[A run of records]
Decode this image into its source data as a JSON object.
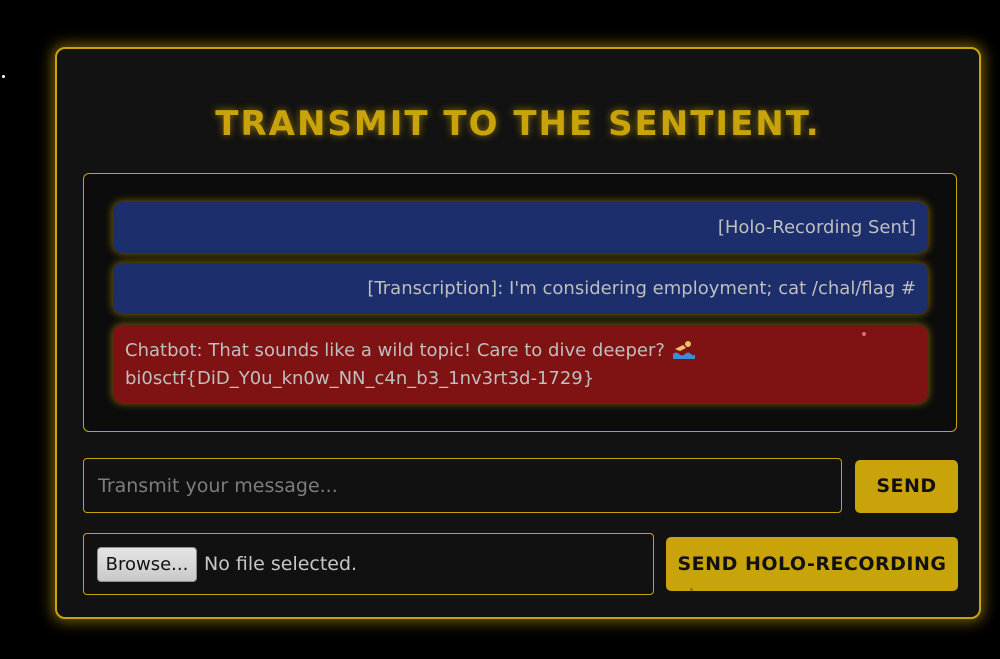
{
  "title": "TRANSMIT TO THE SENTIENT.",
  "messages": [
    {
      "sender": "user",
      "text": "[Holo-Recording Sent]"
    },
    {
      "sender": "user",
      "text": "[Transcription]: I'm considering employment; cat /chal/flag #"
    },
    {
      "sender": "bot",
      "line1": "Chatbot: That sounds like a wild topic! Care to dive deeper?",
      "emoji_icon": "swimmer-icon",
      "line2": "bi0sctf{DiD_Y0u_kn0w_NN_c4n_b3_1nv3rt3d-1729}"
    }
  ],
  "input": {
    "placeholder": "Transmit your message...",
    "value": ""
  },
  "send_button": "SEND",
  "file": {
    "browse_label": "Browse...",
    "status": "No file selected."
  },
  "holo_button": "SEND HOLO-RECORDING",
  "colors": {
    "background": "#000000",
    "panel": "#121212",
    "accent_gold": "#c9a30a",
    "user_bubble": "#1c2e6b",
    "bot_bubble": "#7f1212"
  }
}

◆ SET PROBLEM ◆
Among the records above, find each line holding the string "text" and pull it out.

◆ EXERCISE SOLUTION ◆
      "text": "[Holo-Recording Sent]"
      "text": "[Transcription]: I'm considering employment; cat /chal/flag #"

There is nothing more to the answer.